#### [TASK INPUTS]
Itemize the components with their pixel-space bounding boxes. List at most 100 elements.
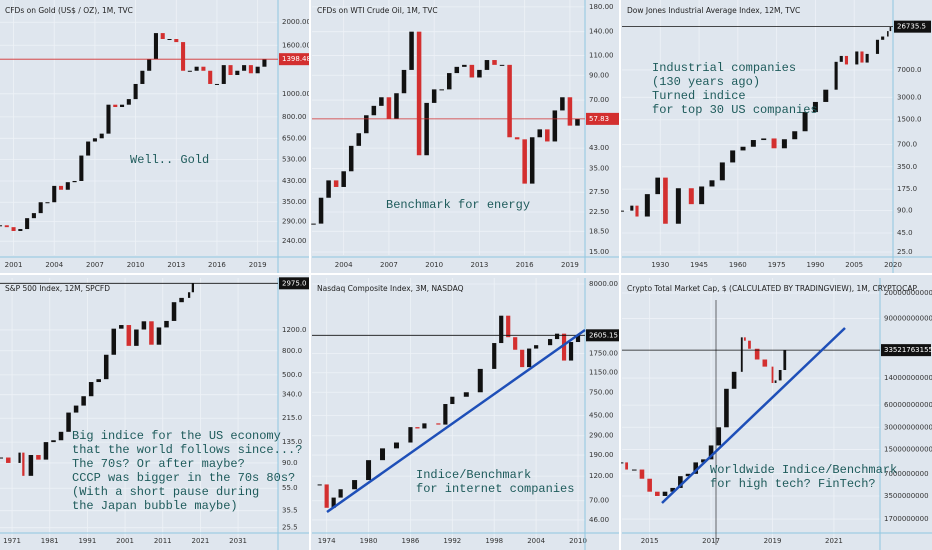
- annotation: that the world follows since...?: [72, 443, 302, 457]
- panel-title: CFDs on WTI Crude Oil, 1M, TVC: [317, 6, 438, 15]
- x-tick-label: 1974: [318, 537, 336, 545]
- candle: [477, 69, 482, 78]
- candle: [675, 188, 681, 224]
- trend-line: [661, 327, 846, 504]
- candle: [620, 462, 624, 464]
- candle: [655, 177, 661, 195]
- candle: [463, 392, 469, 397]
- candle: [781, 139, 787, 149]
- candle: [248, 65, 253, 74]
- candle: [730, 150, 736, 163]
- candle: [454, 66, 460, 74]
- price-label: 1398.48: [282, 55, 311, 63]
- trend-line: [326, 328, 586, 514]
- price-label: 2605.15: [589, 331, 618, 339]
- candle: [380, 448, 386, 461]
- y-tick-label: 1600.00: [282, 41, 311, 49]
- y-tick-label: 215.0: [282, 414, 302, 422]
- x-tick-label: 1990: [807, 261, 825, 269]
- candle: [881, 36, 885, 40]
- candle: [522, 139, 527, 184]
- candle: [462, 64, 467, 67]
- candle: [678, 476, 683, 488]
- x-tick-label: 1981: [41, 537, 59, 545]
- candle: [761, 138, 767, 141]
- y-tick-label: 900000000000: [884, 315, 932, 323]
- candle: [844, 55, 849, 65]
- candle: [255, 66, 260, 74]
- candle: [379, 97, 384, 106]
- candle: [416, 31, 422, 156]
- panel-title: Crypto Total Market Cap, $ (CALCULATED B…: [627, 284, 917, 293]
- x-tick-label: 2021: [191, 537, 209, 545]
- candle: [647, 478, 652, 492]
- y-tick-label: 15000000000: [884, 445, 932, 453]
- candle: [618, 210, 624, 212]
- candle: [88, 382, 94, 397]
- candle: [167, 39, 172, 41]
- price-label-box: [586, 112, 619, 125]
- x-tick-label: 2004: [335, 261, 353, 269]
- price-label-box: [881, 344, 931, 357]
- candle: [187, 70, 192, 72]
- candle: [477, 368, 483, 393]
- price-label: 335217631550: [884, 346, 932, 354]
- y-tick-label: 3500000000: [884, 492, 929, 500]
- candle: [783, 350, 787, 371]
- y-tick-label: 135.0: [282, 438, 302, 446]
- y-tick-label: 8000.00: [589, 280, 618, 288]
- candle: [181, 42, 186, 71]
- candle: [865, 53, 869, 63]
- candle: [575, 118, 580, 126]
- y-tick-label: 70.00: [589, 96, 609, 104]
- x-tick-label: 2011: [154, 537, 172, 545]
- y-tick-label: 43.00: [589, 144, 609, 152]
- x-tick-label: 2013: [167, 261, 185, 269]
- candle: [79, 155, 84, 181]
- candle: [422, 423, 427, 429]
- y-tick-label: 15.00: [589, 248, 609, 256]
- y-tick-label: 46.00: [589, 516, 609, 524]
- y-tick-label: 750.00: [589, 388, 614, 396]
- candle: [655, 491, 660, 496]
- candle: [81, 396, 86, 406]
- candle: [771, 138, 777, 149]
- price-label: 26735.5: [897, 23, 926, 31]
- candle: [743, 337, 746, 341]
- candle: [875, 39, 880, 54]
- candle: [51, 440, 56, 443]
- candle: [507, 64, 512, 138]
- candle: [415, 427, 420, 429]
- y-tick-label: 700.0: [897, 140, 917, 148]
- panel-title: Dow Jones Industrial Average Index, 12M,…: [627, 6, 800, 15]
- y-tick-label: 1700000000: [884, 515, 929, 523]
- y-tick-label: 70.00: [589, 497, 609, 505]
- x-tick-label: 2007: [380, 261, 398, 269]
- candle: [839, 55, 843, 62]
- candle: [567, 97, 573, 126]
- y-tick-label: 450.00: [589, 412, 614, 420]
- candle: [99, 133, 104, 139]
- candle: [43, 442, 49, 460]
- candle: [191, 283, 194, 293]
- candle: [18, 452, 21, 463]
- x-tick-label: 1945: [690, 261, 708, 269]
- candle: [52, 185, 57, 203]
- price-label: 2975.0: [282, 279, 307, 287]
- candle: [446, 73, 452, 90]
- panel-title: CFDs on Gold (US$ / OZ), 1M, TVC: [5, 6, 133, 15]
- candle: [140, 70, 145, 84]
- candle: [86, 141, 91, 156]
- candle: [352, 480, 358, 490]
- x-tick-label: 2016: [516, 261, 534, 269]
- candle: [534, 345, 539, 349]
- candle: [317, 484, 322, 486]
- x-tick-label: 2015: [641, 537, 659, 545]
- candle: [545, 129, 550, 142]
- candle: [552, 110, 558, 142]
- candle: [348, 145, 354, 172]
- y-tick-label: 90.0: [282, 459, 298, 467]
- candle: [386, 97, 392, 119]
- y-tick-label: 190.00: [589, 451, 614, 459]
...
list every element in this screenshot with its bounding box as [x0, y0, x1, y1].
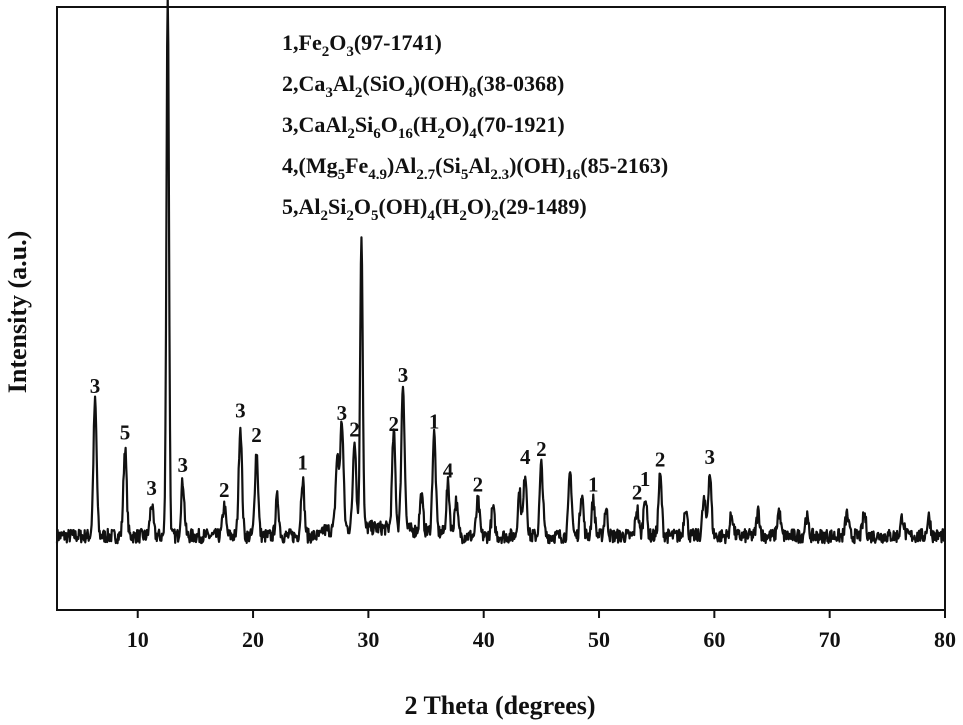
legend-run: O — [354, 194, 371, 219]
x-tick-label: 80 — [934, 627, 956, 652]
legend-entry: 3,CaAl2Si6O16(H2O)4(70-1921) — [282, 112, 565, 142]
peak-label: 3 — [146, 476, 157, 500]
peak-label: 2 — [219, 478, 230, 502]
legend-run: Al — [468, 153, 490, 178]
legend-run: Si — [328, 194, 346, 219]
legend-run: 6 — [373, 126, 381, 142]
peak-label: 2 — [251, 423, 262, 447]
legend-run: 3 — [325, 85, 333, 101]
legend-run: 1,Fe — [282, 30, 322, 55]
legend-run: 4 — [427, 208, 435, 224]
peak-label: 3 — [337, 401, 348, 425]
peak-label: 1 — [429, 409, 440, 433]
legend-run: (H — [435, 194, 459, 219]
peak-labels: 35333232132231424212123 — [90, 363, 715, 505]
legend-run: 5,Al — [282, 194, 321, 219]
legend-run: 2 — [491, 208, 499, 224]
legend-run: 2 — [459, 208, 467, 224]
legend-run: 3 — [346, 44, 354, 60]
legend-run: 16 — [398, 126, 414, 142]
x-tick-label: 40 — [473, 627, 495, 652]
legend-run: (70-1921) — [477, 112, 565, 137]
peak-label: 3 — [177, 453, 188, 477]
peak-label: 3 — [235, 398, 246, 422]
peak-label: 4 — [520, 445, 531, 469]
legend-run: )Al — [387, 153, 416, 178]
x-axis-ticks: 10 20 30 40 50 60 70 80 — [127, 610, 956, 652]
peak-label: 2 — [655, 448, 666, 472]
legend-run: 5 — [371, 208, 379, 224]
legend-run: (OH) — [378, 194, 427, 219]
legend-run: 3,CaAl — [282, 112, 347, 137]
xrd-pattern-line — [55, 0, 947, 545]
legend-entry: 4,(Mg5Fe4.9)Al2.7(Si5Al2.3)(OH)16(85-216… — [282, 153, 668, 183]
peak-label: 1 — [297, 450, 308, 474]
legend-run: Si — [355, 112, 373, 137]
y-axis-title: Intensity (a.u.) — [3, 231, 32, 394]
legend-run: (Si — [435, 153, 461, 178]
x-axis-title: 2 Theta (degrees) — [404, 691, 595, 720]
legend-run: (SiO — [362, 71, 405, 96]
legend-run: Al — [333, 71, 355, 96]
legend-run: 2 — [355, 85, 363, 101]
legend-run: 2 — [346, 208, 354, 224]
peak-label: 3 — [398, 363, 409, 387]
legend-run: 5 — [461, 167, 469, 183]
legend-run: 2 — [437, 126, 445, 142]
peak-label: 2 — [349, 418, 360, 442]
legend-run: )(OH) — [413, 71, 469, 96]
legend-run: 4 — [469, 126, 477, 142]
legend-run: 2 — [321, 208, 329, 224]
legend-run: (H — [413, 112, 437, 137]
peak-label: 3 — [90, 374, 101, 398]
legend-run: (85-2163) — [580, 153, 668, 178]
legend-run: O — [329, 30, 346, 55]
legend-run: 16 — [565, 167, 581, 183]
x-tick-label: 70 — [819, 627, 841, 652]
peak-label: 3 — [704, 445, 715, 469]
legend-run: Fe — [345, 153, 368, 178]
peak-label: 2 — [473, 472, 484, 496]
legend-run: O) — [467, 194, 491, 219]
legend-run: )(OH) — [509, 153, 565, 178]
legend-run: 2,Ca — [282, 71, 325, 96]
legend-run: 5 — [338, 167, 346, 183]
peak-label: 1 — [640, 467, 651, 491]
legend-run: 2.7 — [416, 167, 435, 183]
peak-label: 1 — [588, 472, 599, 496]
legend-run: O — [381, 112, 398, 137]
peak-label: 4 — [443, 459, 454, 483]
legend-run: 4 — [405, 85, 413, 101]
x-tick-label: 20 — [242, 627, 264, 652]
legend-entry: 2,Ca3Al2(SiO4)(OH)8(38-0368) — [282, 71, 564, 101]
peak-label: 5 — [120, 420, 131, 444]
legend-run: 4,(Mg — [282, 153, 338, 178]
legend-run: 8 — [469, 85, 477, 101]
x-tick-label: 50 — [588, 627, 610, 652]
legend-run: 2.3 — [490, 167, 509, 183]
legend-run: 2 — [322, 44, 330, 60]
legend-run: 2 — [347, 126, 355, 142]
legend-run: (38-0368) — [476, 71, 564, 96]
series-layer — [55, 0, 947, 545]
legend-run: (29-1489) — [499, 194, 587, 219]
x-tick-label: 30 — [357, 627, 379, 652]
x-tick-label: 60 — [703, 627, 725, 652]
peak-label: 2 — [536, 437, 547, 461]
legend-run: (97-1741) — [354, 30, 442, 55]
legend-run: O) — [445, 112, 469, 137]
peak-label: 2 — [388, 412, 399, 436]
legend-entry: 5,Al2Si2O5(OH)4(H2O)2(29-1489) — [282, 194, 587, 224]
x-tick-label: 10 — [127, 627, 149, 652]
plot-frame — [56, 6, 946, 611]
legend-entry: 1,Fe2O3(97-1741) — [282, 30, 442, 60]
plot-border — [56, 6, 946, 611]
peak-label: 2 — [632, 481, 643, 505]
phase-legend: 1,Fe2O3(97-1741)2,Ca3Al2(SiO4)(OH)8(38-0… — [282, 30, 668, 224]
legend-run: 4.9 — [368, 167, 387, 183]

#### [TO BE DONE]
Retype the records starting at the line that contains "legend-run: O — [354, 194, 371, 219]" and ending at the line that contains "legend-run: 4 — [427, 208, 435, 224]", both included.

#### [TASK RESULT]
legend-run: O — [354, 194, 371, 219]
x-tick-label: 80 — [934, 627, 956, 652]
legend-entry: 3,CaAl2Si6O16(H2O)4(70-1921) — [282, 112, 565, 142]
peak-label: 3 — [146, 476, 157, 500]
peak-label: 2 — [219, 478, 230, 502]
legend-run: Al — [468, 153, 490, 178]
legend-run: Si — [328, 194, 346, 219]
legend-run: 6 — [373, 126, 381, 142]
peak-label: 2 — [251, 423, 262, 447]
legend-run: 3 — [325, 85, 333, 101]
legend-run: 1,Fe — [282, 30, 322, 55]
legend-run: 4 — [427, 208, 435, 224]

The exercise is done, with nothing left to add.